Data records
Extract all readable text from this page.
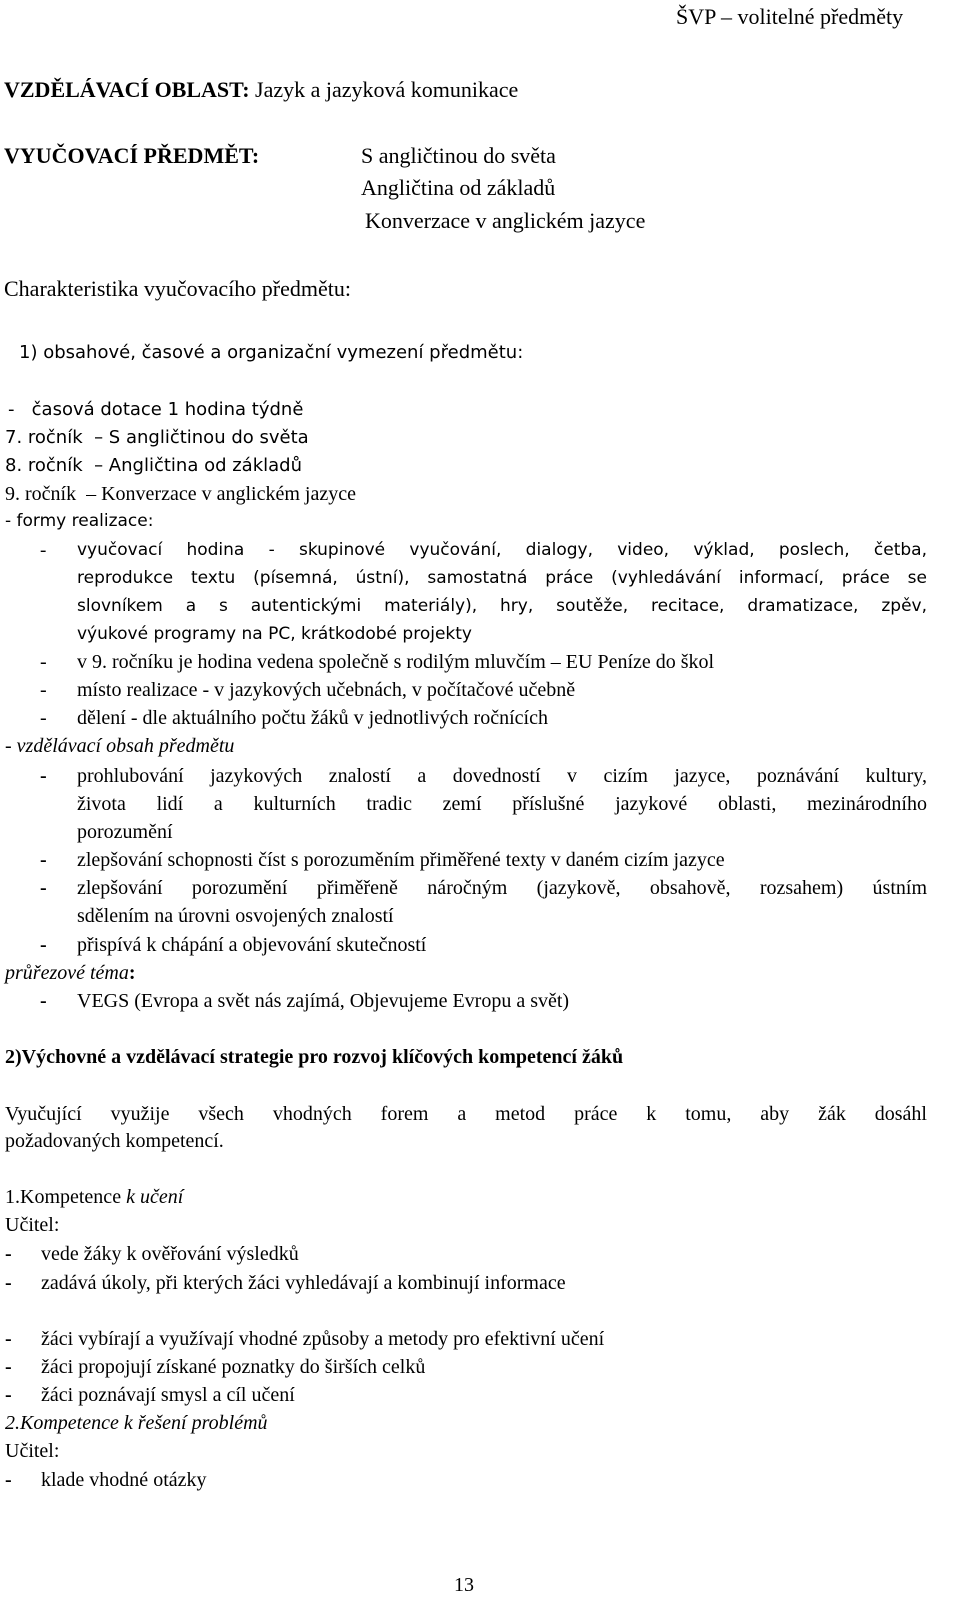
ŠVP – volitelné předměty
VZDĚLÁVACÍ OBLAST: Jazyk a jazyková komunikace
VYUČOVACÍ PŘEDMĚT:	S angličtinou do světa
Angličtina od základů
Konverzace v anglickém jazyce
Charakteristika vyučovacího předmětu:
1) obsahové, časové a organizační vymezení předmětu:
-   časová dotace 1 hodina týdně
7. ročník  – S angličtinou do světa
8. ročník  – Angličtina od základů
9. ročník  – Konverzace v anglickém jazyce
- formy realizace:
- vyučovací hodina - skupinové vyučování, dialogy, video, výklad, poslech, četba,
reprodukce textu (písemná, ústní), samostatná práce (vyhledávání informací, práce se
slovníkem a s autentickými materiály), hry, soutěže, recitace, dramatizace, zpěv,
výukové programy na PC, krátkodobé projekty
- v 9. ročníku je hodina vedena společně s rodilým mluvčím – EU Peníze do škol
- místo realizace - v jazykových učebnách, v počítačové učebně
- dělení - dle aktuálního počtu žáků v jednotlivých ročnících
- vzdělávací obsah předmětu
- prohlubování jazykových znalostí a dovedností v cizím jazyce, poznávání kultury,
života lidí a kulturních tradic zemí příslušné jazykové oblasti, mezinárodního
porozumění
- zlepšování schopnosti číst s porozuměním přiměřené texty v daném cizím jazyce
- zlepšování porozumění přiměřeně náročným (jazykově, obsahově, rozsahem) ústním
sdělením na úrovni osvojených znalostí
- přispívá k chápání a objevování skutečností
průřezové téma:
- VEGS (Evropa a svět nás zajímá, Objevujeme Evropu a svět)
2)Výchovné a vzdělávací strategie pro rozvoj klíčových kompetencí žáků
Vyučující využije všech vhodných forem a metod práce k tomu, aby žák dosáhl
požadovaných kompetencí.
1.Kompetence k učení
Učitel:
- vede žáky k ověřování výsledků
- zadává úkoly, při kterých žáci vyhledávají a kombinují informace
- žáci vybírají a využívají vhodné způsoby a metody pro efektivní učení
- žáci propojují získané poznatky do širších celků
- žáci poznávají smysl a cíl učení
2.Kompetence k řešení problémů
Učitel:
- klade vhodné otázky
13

## PROBLEM REQUIREMENTS:
Without including any pictures, output all the entries above exactly.

## PROBLEM SOLUTION:
Extract all readable text from this page.
ŠVP – volitelné předměty
VZDĚLÁVACÍ OBLAST: Jazyk a jazyková komunikace
VYUČOVACÍ PŘEDMĚT:	S angličtinou do světa
Angličtina od základů
Konverzace v anglickém jazyce
Charakteristika vyučovacího předmětu:
1) obsahové, časové a organizační vymezení předmětu:
-   časová dotace 1 hodina týdně
7. ročník  – S angličtinou do světa
8. ročník  – Angličtina od základů
9. ročník  – Konverzace v anglickém jazyce
- formy realizace:
- vyučovací hodina - skupinové vyučování, dialogy, video, výklad, poslech, četba,
reprodukce textu (písemná, ústní), samostatná práce (vyhledávání informací, práce se
slovníkem a s autentickými materiály), hry, soutěže, recitace, dramatizace, zpěv,
výukové programy na PC, krátkodobé projekty
- v 9. ročníku je hodina vedena společně s rodilým mluvčím – EU Peníze do škol
- místo realizace - v jazykových učebnách, v počítačové učebně
- dělení - dle aktuálního počtu žáků v jednotlivých ročnících
- vzdělávací obsah předmětu
- prohlubování jazykových znalostí a dovedností v cizím jazyce, poznávání kultury,
života lidí a kulturních tradic zemí příslušné jazykové oblasti, mezinárodního
porozumění
- zlepšování schopnosti číst s porozuměním přiměřené texty v daném cizím jazyce
- zlepšování porozumění přiměřeně náročným (jazykově, obsahově, rozsahem) ústním
sdělením na úrovni osvojených znalostí
- přispívá k chápání a objevování skutečností
průřezové téma:
- VEGS (Evropa a svět nás zajímá, Objevujeme Evropu a svět)
2)Výchovné a vzdělávací strategie pro rozvoj klíčových kompetencí žáků
Vyučující využije všech vhodných forem a metod práce k tomu, aby žák dosáhl
požadovaných kompetencí.
1.Kompetence k učení
Učitel:
- vede žáky k ověřování výsledků
- zadává úkoly, při kterých žáci vyhledávají a kombinují informace
- žáci vybírají a využívají vhodné způsoby a metody pro efektivní učení
- žáci propojují získané poznatky do širších celků
- žáci poznávají smysl a cíl učení
2.Kompetence k řešení problémů
Učitel:
- klade vhodné otázky
13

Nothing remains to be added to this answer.